» Exercise objective: Give back every line exactly as it appears, pictures excluded.

━━━ Provided data ━━━

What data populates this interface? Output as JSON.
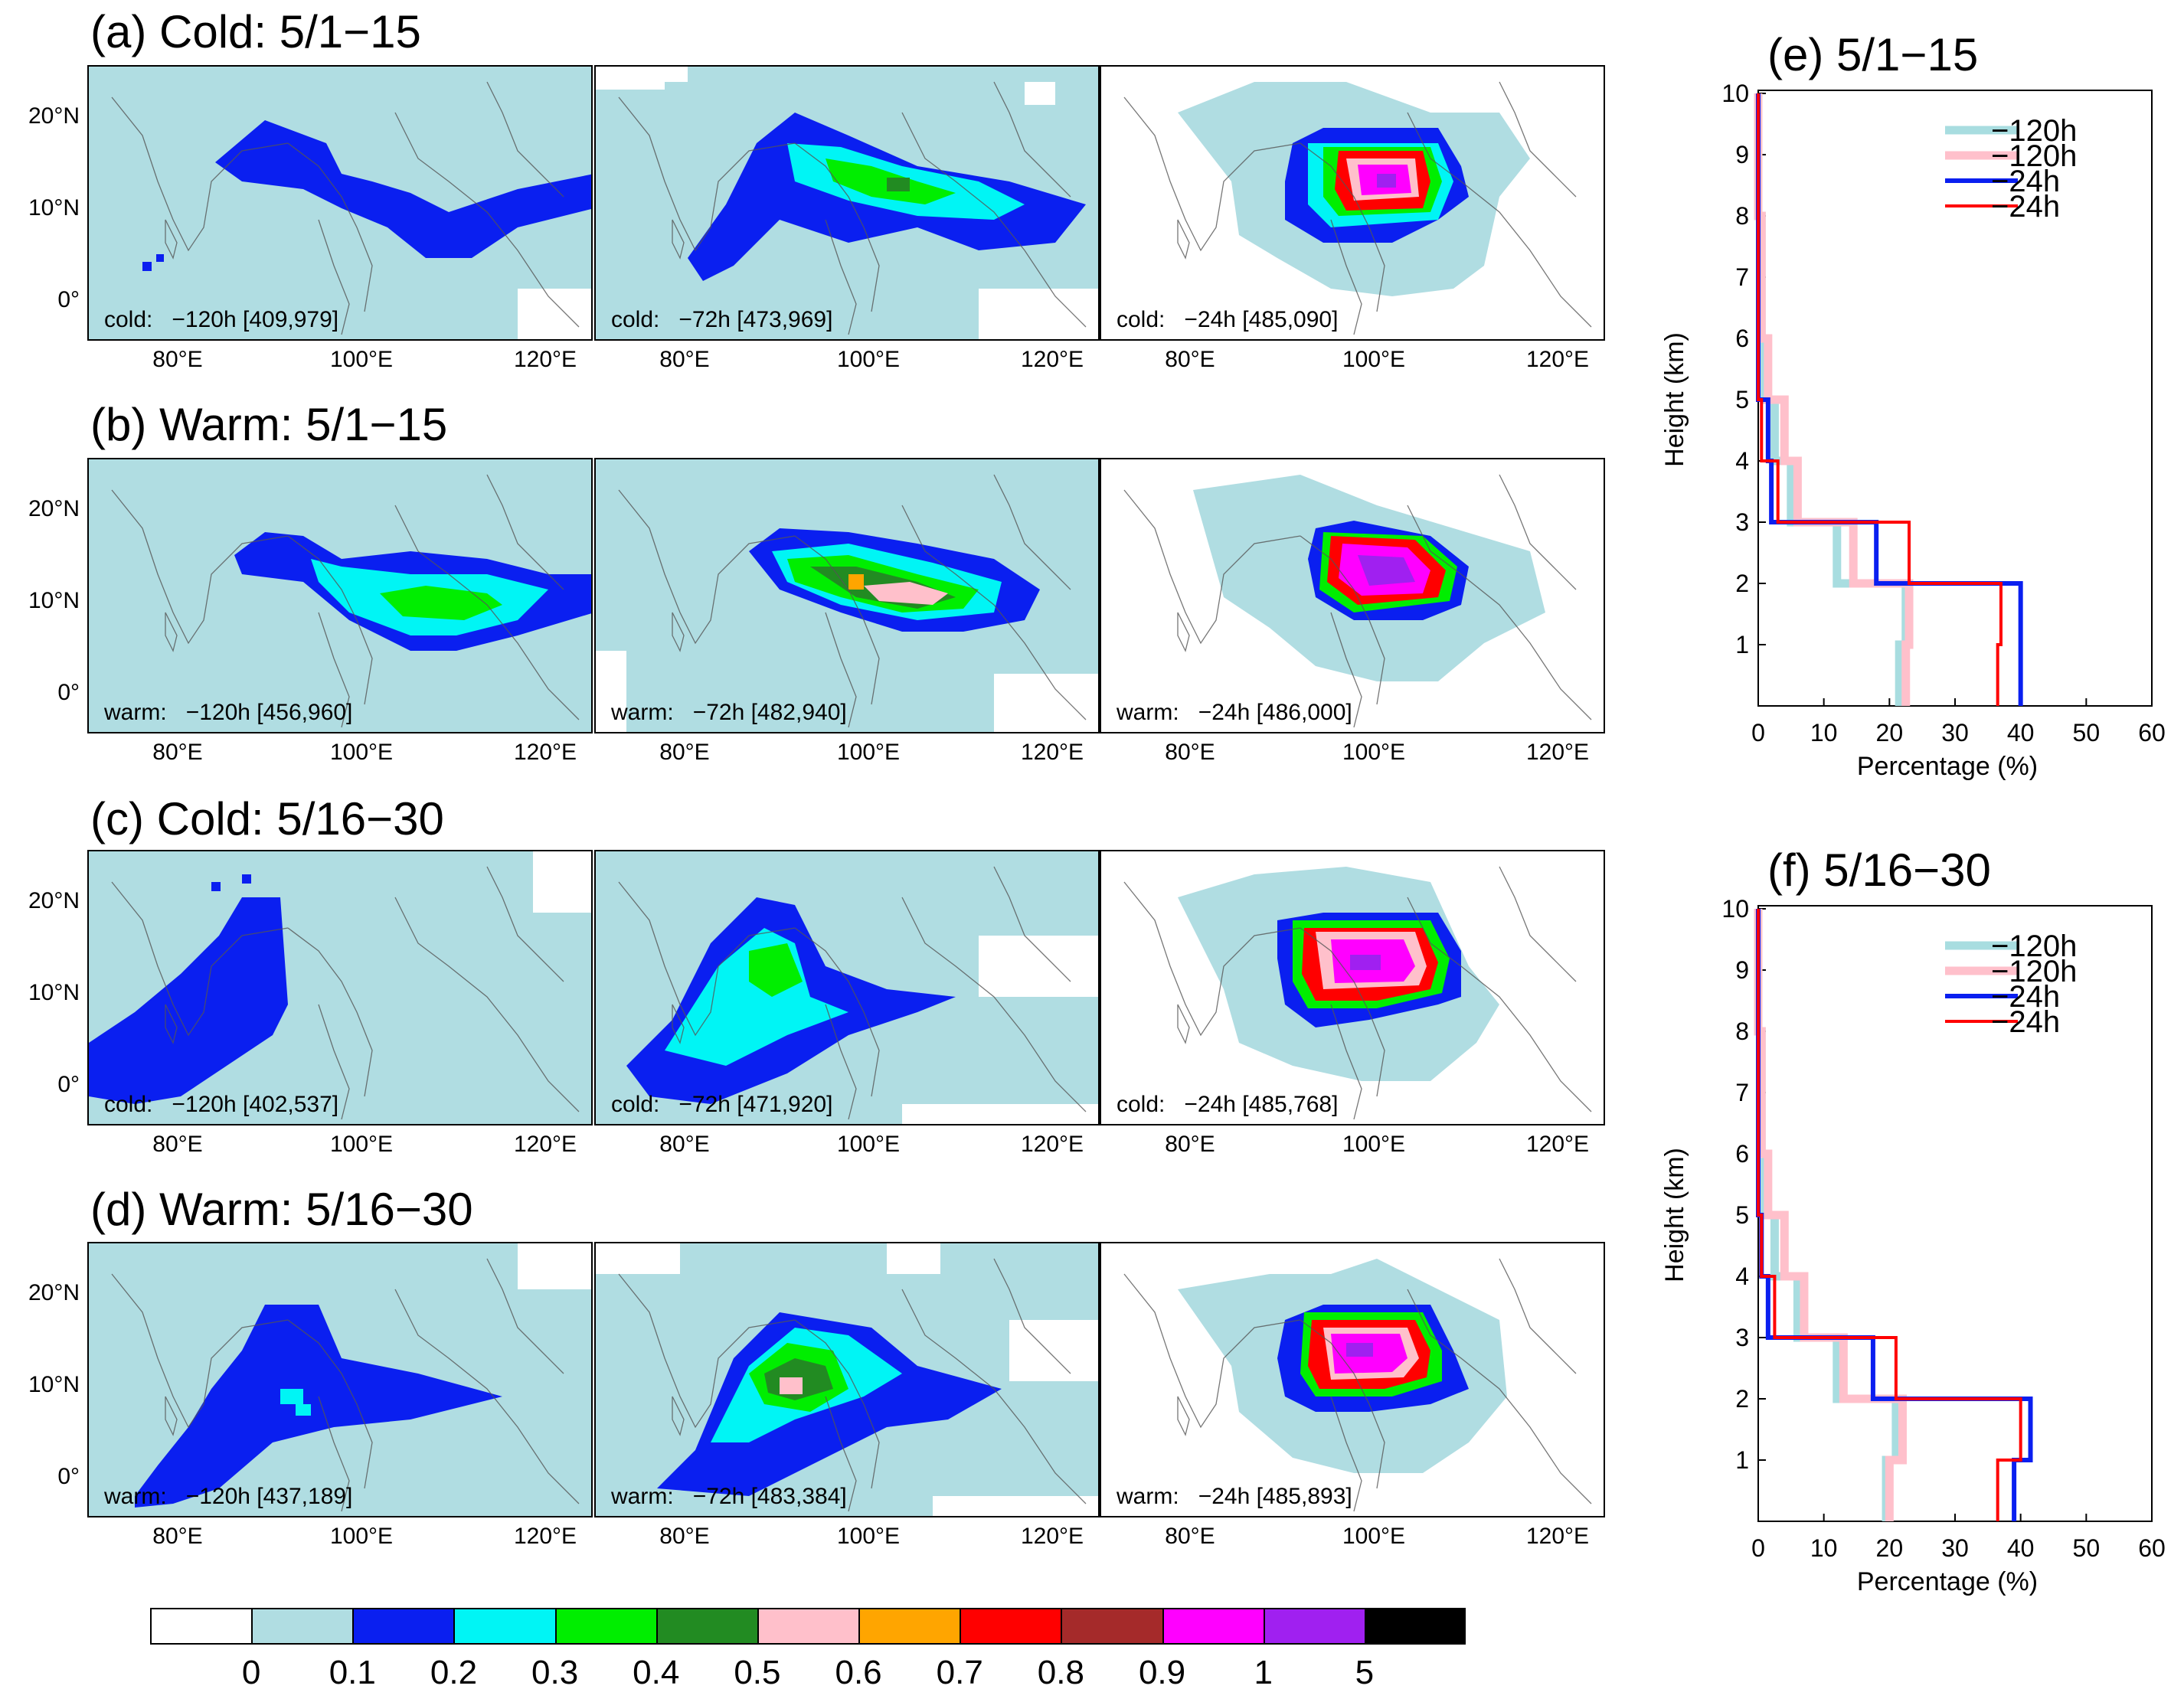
{
  "rows": [
    {
      "title": "(a) Cold: 5/1−15",
      "panels": [
        {
          "label_kind": "cold:",
          "label_value": "−120h [409,979]"
        },
        {
          "label_kind": "cold:",
          "label_value": "−72h [473,969]"
        },
        {
          "label_kind": "cold:",
          "label_value": "−24h [485,090]"
        }
      ]
    },
    {
      "title": "(b) Warm: 5/1−15",
      "panels": [
        {
          "label_kind": "warm:",
          "label_value": "−120h [456,960]"
        },
        {
          "label_kind": "warm:",
          "label_value": "−72h [482,940]"
        },
        {
          "label_kind": "warm:",
          "label_value": "−24h [486,000]"
        }
      ]
    },
    {
      "title": "(c) Cold: 5/16−30",
      "panels": [
        {
          "label_kind": "cold:",
          "label_value": "−120h [402,537]"
        },
        {
          "label_kind": "cold:",
          "label_value": "−72h [471,920]"
        },
        {
          "label_kind": "cold:",
          "label_value": "−24h [485,768]"
        }
      ]
    },
    {
      "title": "(d) Warm: 5/16−30",
      "panels": [
        {
          "label_kind": "warm:",
          "label_value": "−120h [437,189]"
        },
        {
          "label_kind": "warm:",
          "label_value": "−72h [483,384]"
        },
        {
          "label_kind": "warm:",
          "label_value": "−24h [485,893]"
        }
      ]
    }
  ],
  "map_axes": {
    "lat_ticks": [
      "20°N",
      "10°N",
      "0°"
    ],
    "lon_ticks": [
      "80°E",
      "100°E",
      "120°E"
    ]
  },
  "colorbar": {
    "colors": [
      "#ffffff",
      "#b0dde2",
      "#0a1ff0",
      "#00f5f5",
      "#00ee00",
      "#228b22",
      "#ffc0cb",
      "#ffa500",
      "#ff0000",
      "#a52a2a",
      "#ff00ff",
      "#a020f0",
      "#000000"
    ],
    "labels": [
      "0",
      "0.1",
      "0.2",
      "0.3",
      "0.4",
      "0.5",
      "0.6",
      "0.7",
      "0.8",
      "0.9",
      "1",
      "5"
    ]
  },
  "chart_data": [
    {
      "type": "line",
      "title": "(e) 5/1−15",
      "xlabel": "Percentage (%)",
      "ylabel": "Height (km)",
      "xlim": [
        0,
        60
      ],
      "ylim": [
        0,
        10
      ],
      "xticks": [
        "0",
        "10",
        "20",
        "30",
        "40",
        "50",
        "60"
      ],
      "yticks": [
        "1",
        "2",
        "3",
        "4",
        "5",
        "6",
        "7",
        "8",
        "9",
        "10"
      ],
      "legend_position": "top-right",
      "series": [
        {
          "name": "−120h",
          "color": "#a8dde0",
          "width": "thick",
          "x": [
            21.5,
            21.5,
            22.5,
            22.5,
            12,
            12,
            5,
            5,
            2.5,
            2.5,
            1,
            1,
            0.5,
            0.5,
            0,
            0
          ],
          "y": [
            0,
            1,
            1,
            2,
            2,
            3,
            3,
            4,
            4,
            5,
            5,
            6,
            6,
            8,
            8,
            10
          ]
        },
        {
          "name": "−120h",
          "color": "#ffc0cb",
          "width": "thick",
          "x": [
            22.5,
            22.5,
            23,
            23,
            14.5,
            14.5,
            6,
            6,
            4,
            4,
            1.5,
            1.5,
            0.5,
            0.5,
            0,
            0
          ],
          "y": [
            0,
            1,
            1,
            2,
            2,
            3,
            3,
            4,
            4,
            5,
            5,
            6,
            6,
            8,
            8,
            10
          ]
        },
        {
          "name": "−24h",
          "color": "#0a1ff0",
          "width": "medium",
          "x": [
            40,
            40,
            40,
            40,
            18,
            18,
            2,
            2,
            1.5,
            1.5,
            0,
            0
          ],
          "y": [
            0,
            1,
            1,
            2,
            2,
            3,
            3,
            4,
            4,
            5,
            5,
            10
          ]
        },
        {
          "name": "−24h",
          "color": "#ff0000",
          "width": "thin",
          "x": [
            36.5,
            36.5,
            37,
            37,
            23,
            23,
            3,
            3,
            0.5,
            0.5,
            0,
            0
          ],
          "y": [
            0,
            1,
            1,
            2,
            2,
            3,
            3,
            4,
            4,
            5,
            5,
            10
          ]
        }
      ]
    },
    {
      "type": "line",
      "title": "(f) 5/16−30",
      "xlabel": "Percentage (%)",
      "ylabel": "Height (km)",
      "xlim": [
        0,
        60
      ],
      "ylim": [
        0,
        10
      ],
      "xticks": [
        "0",
        "10",
        "20",
        "30",
        "40",
        "50",
        "60"
      ],
      "yticks": [
        "1",
        "2",
        "3",
        "4",
        "5",
        "6",
        "7",
        "8",
        "9",
        "10"
      ],
      "legend_position": "top-right",
      "series": [
        {
          "name": "−120h",
          "color": "#a8dde0",
          "width": "thick",
          "x": [
            19.5,
            19.5,
            21,
            21,
            12,
            12,
            6,
            6,
            2.5,
            2.5,
            1,
            1,
            0.5,
            0.5,
            0,
            0
          ],
          "y": [
            0,
            1,
            1,
            2,
            2,
            3,
            3,
            4,
            4,
            5,
            5,
            6,
            6,
            8,
            8,
            10
          ]
        },
        {
          "name": "−120h",
          "color": "#ffc0cb",
          "width": "thick",
          "x": [
            20,
            20,
            22,
            22,
            13,
            13,
            7,
            7,
            4,
            4,
            1.5,
            1.5,
            0.5,
            0.5,
            0,
            0
          ],
          "y": [
            0,
            1,
            1,
            2,
            2,
            3,
            3,
            4,
            4,
            5,
            5,
            6,
            6,
            8,
            8,
            10
          ]
        },
        {
          "name": "−24h",
          "color": "#0a1ff0",
          "width": "medium",
          "x": [
            39,
            39,
            41.5,
            41.5,
            17.5,
            17.5,
            1.5,
            1.5,
            0.5,
            0.5,
            0,
            0
          ],
          "y": [
            0,
            1,
            1,
            2,
            2,
            3,
            3,
            4,
            4,
            5,
            5,
            10
          ]
        },
        {
          "name": "−24h",
          "color": "#ff0000",
          "width": "thin",
          "x": [
            36.5,
            36.5,
            40,
            40,
            21,
            21,
            2.5,
            2.5,
            0.5,
            0.5,
            0,
            0
          ],
          "y": [
            0,
            1,
            1,
            2,
            2,
            3,
            3,
            4,
            4,
            5,
            5,
            10
          ]
        }
      ]
    }
  ]
}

━━━

» Result of the exercise:
What data populates this interface? Output as JSON.
{
  "rows": [
    {
      "title": "(a) Cold: 5/1−15",
      "panels": [
        {
          "label_kind": "cold:",
          "label_value": "−120h [409,979]"
        },
        {
          "label_kind": "cold:",
          "label_value": "−72h [473,969]"
        },
        {
          "label_kind": "cold:",
          "label_value": "−24h [485,090]"
        }
      ]
    },
    {
      "title": "(b) Warm: 5/1−15",
      "panels": [
        {
          "label_kind": "warm:",
          "label_value": "−120h [456,960]"
        },
        {
          "label_kind": "warm:",
          "label_value": "−72h [482,940]"
        },
        {
          "label_kind": "warm:",
          "label_value": "−24h [486,000]"
        }
      ]
    },
    {
      "title": "(c) Cold: 5/16−30",
      "panels": [
        {
          "label_kind": "cold:",
          "label_value": "−120h [402,537]"
        },
        {
          "label_kind": "cold:",
          "label_value": "−72h [471,920]"
        },
        {
          "label_kind": "cold:",
          "label_value": "−24h [485,768]"
        }
      ]
    },
    {
      "title": "(d) Warm: 5/16−30",
      "panels": [
        {
          "label_kind": "warm:",
          "label_value": "−120h [437,189]"
        },
        {
          "label_kind": "warm:",
          "label_value": "−72h [483,384]"
        },
        {
          "label_kind": "warm:",
          "label_value": "−24h [485,893]"
        }
      ]
    }
  ],
  "map_axes": {
    "lat_ticks": [
      "20°N",
      "10°N",
      "0°"
    ],
    "lon_ticks": [
      "80°E",
      "100°E",
      "120°E"
    ]
  },
  "colorbar": {
    "colors": [
      "#ffffff",
      "#b0dde2",
      "#0a1ff0",
      "#00f5f5",
      "#00ee00",
      "#228b22",
      "#ffc0cb",
      "#ffa500",
      "#ff0000",
      "#a52a2a",
      "#ff00ff",
      "#a020f0",
      "#000000"
    ],
    "labels": [
      "0",
      "0.1",
      "0.2",
      "0.3",
      "0.4",
      "0.5",
      "0.6",
      "0.7",
      "0.8",
      "0.9",
      "1",
      "5"
    ]
  },
  "chart_data": [
    {
      "type": "line",
      "title": "(e) 5/1−15",
      "xlabel": "Percentage (%)",
      "ylabel": "Height (km)",
      "xlim": [
        0,
        60
      ],
      "ylim": [
        0,
        10
      ],
      "xticks": [
        "0",
        "10",
        "20",
        "30",
        "40",
        "50",
        "60"
      ],
      "yticks": [
        "1",
        "2",
        "3",
        "4",
        "5",
        "6",
        "7",
        "8",
        "9",
        "10"
      ],
      "legend_position": "top-right",
      "series": [
        {
          "name": "−120h",
          "color": "#a8dde0",
          "width": "thick",
          "x": [
            21.5,
            21.5,
            22.5,
            22.5,
            12,
            12,
            5,
            5,
            2.5,
            2.5,
            1,
            1,
            0.5,
            0.5,
            0,
            0
          ],
          "y": [
            0,
            1,
            1,
            2,
            2,
            3,
            3,
            4,
            4,
            5,
            5,
            6,
            6,
            8,
            8,
            10
          ]
        },
        {
          "name": "−120h",
          "color": "#ffc0cb",
          "width": "thick",
          "x": [
            22.5,
            22.5,
            23,
            23,
            14.5,
            14.5,
            6,
            6,
            4,
            4,
            1.5,
            1.5,
            0.5,
            0.5,
            0,
            0
          ],
          "y": [
            0,
            1,
            1,
            2,
            2,
            3,
            3,
            4,
            4,
            5,
            5,
            6,
            6,
            8,
            8,
            10
          ]
        },
        {
          "name": "−24h",
          "color": "#0a1ff0",
          "width": "medium",
          "x": [
            40,
            40,
            40,
            40,
            18,
            18,
            2,
            2,
            1.5,
            1.5,
            0,
            0
          ],
          "y": [
            0,
            1,
            1,
            2,
            2,
            3,
            3,
            4,
            4,
            5,
            5,
            10
          ]
        },
        {
          "name": "−24h",
          "color": "#ff0000",
          "width": "thin",
          "x": [
            36.5,
            36.5,
            37,
            37,
            23,
            23,
            3,
            3,
            0.5,
            0.5,
            0,
            0
          ],
          "y": [
            0,
            1,
            1,
            2,
            2,
            3,
            3,
            4,
            4,
            5,
            5,
            10
          ]
        }
      ]
    },
    {
      "type": "line",
      "title": "(f) 5/16−30",
      "xlabel": "Percentage (%)",
      "ylabel": "Height (km)",
      "xlim": [
        0,
        60
      ],
      "ylim": [
        0,
        10
      ],
      "xticks": [
        "0",
        "10",
        "20",
        "30",
        "40",
        "50",
        "60"
      ],
      "yticks": [
        "1",
        "2",
        "3",
        "4",
        "5",
        "6",
        "7",
        "8",
        "9",
        "10"
      ],
      "legend_position": "top-right",
      "series": [
        {
          "name": "−120h",
          "color": "#a8dde0",
          "width": "thick",
          "x": [
            19.5,
            19.5,
            21,
            21,
            12,
            12,
            6,
            6,
            2.5,
            2.5,
            1,
            1,
            0.5,
            0.5,
            0,
            0
          ],
          "y": [
            0,
            1,
            1,
            2,
            2,
            3,
            3,
            4,
            4,
            5,
            5,
            6,
            6,
            8,
            8,
            10
          ]
        },
        {
          "name": "−120h",
          "color": "#ffc0cb",
          "width": "thick",
          "x": [
            20,
            20,
            22,
            22,
            13,
            13,
            7,
            7,
            4,
            4,
            1.5,
            1.5,
            0.5,
            0.5,
            0,
            0
          ],
          "y": [
            0,
            1,
            1,
            2,
            2,
            3,
            3,
            4,
            4,
            5,
            5,
            6,
            6,
            8,
            8,
            10
          ]
        },
        {
          "name": "−24h",
          "color": "#0a1ff0",
          "width": "medium",
          "x": [
            39,
            39,
            41.5,
            41.5,
            17.5,
            17.5,
            1.5,
            1.5,
            0.5,
            0.5,
            0,
            0
          ],
          "y": [
            0,
            1,
            1,
            2,
            2,
            3,
            3,
            4,
            4,
            5,
            5,
            10
          ]
        },
        {
          "name": "−24h",
          "color": "#ff0000",
          "width": "thin",
          "x": [
            36.5,
            36.5,
            40,
            40,
            21,
            21,
            2.5,
            2.5,
            0.5,
            0.5,
            0,
            0
          ],
          "y": [
            0,
            1,
            1,
            2,
            2,
            3,
            3,
            4,
            4,
            5,
            5,
            10
          ]
        }
      ]
    }
  ]
}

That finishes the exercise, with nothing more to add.